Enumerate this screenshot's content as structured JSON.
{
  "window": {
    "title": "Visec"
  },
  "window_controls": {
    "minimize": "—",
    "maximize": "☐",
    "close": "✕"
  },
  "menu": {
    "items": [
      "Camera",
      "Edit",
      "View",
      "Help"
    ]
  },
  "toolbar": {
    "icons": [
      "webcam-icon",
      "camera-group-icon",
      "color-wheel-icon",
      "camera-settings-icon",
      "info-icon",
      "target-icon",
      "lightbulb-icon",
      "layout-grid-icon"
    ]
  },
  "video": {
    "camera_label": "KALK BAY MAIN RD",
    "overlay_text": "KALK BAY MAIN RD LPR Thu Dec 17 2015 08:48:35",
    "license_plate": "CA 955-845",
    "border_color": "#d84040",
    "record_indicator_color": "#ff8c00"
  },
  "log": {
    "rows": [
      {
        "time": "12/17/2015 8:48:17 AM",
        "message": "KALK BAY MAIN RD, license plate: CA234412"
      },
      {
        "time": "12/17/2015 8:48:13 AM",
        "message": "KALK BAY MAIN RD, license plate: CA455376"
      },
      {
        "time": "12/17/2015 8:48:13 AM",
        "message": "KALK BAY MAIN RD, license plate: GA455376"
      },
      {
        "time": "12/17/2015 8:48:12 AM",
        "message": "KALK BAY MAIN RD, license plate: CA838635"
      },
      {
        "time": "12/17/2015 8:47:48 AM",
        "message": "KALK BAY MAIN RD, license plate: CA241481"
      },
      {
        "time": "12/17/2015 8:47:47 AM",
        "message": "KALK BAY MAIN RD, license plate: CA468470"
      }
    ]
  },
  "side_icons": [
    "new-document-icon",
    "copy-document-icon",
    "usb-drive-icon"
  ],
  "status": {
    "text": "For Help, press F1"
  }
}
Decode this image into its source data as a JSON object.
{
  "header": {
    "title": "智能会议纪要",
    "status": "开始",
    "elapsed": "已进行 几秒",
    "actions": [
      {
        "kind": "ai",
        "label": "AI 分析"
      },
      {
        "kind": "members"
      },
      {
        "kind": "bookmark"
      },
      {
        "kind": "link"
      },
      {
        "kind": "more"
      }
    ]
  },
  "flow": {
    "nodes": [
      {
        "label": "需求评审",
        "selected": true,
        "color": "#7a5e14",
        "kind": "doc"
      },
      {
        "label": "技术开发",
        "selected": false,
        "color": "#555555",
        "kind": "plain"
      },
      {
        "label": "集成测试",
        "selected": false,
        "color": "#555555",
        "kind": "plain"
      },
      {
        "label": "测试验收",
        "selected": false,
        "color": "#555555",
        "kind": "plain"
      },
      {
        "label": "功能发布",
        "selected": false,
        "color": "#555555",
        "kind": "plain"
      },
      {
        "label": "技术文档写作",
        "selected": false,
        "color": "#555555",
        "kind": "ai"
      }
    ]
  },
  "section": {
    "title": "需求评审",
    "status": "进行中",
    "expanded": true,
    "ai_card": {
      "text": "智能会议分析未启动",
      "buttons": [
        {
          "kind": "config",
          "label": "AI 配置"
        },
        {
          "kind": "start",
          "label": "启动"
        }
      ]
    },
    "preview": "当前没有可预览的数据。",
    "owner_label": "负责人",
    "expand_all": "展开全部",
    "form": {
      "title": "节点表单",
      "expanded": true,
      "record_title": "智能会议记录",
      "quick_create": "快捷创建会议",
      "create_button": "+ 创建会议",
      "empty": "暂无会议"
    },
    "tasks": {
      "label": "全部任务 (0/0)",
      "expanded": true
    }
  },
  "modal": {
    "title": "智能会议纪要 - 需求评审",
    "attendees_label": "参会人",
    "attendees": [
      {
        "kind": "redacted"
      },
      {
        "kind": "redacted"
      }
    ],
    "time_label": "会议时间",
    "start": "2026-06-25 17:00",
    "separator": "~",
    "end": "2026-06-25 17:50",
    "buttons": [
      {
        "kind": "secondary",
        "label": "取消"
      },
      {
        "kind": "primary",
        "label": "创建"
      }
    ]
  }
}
------------------------------
== Task instructions ==
Write out every entry exactly as given.

== Reply ==
Enumerate this screenshot's content as structured JSON.
{
  "window": {
    "title": "Visec"
  },
  "window_controls": {
    "minimize": "—",
    "maximize": "☐",
    "close": "✕"
  },
  "menu": {
    "items": [
      "Camera",
      "Edit",
      "View",
      "Help"
    ]
  },
  "toolbar": {
    "icons": [
      "webcam-icon",
      "camera-group-icon",
      "color-wheel-icon",
      "camera-settings-icon",
      "info-icon",
      "target-icon",
      "lightbulb-icon",
      "layout-grid-icon"
    ]
  },
  "video": {
    "camera_label": "KALK BAY MAIN RD",
    "overlay_text": "KALK BAY MAIN RD LPR Thu Dec 17 2015 08:48:35",
    "license_plate": "CA 955-845",
    "border_color": "#d84040",
    "record_indicator_color": "#ff8c00"
  },
  "log": {
    "rows": [
      {
        "time": "12/17/2015 8:48:17 AM",
        "message": "KALK BAY MAIN RD, license plate: CA234412"
      },
      {
        "time": "12/17/2015 8:48:13 AM",
        "message": "KALK BAY MAIN RD, license plate: CA455376"
      },
      {
        "time": "12/17/2015 8:48:13 AM",
        "message": "KALK BAY MAIN RD, license plate: GA455376"
      },
      {
        "time": "12/17/2015 8:48:12 AM",
        "message": "KALK BAY MAIN RD, license plate: CA838635"
      },
      {
        "time": "12/17/2015 8:47:48 AM",
        "message": "KALK BAY MAIN RD, license plate: CA241481"
      },
      {
        "time": "12/17/2015 8:47:47 AM",
        "message": "KALK BAY MAIN RD, license plate: CA468470"
      }
    ]
  },
  "side_icons": [
    "new-document-icon",
    "copy-document-icon",
    "usb-drive-icon"
  ],
  "status": {
    "text": "For Help, press F1"
  }
}
Decode this image into its source data as a JSON object.
{
  "header": {
    "title": "智能会议纪要",
    "status": "开始",
    "elapsed": "已进行 几秒",
    "actions": [
      {
        "kind": "ai",
        "label": "AI 分析"
      },
      {
        "kind": "members"
      },
      {
        "kind": "bookmark"
      },
      {
        "kind": "link"
      },
      {
        "kind": "more"
      }
    ]
  },
  "flow": {
    "nodes": [
      {
        "label": "需求评审",
        "selected": true,
        "color": "#7a5e14",
        "kind": "doc"
      },
      {
        "label": "技术开发",
        "selected": false,
        "color": "#555555",
        "kind": "plain"
      },
      {
        "label": "集成测试",
        "selected": false,
        "color": "#555555",
        "kind": "plain"
      },
      {
        "label": "测试验收",
        "selected": false,
        "color": "#555555",
        "kind": "plain"
      },
      {
        "label": "功能发布",
        "selected": false,
        "color": "#555555",
        "kind": "plain"
      },
      {
        "label": "技术文档写作",
        "selected": false,
        "color": "#555555",
        "kind": "ai"
      }
    ]
  },
  "section": {
    "title": "需求评审",
    "status": "进行中",
    "expanded": true,
    "ai_card": {
      "text": "智能会议分析未启动",
      "buttons": [
        {
          "kind": "config",
          "label": "AI 配置"
        },
        {
          "kind": "start",
          "label": "启动"
        }
      ]
    },
    "preview": "当前没有可预览的数据。",
    "owner_label": "负责人",
    "expand_all": "展开全部",
    "form": {
      "title": "节点表单",
      "expanded": true,
      "record_title": "智能会议记录",
      "quick_create": "快捷创建会议",
      "create_button": "+ 创建会议",
      "empty": "暂无会议"
    },
    "tasks": {
      "label": "全部任务 (0/0)",
      "expanded": true
    }
  },
  "modal": {
    "title": "智能会议纪要 - 需求评审",
    "attendees_label": "参会人",
    "attendees": [
      {
        "kind": "redacted"
      },
      {
        "kind": "redacted"
      }
    ],
    "time_label": "会议时间",
    "start": "2026-06-25 17:00",
    "separator": "~",
    "end": "2026-06-25 17:50",
    "buttons": [
      {
        "kind": "secondary",
        "label": "取消"
      },
      {
        "kind": "primary",
        "label": "创建"
      }
    ]
  }
}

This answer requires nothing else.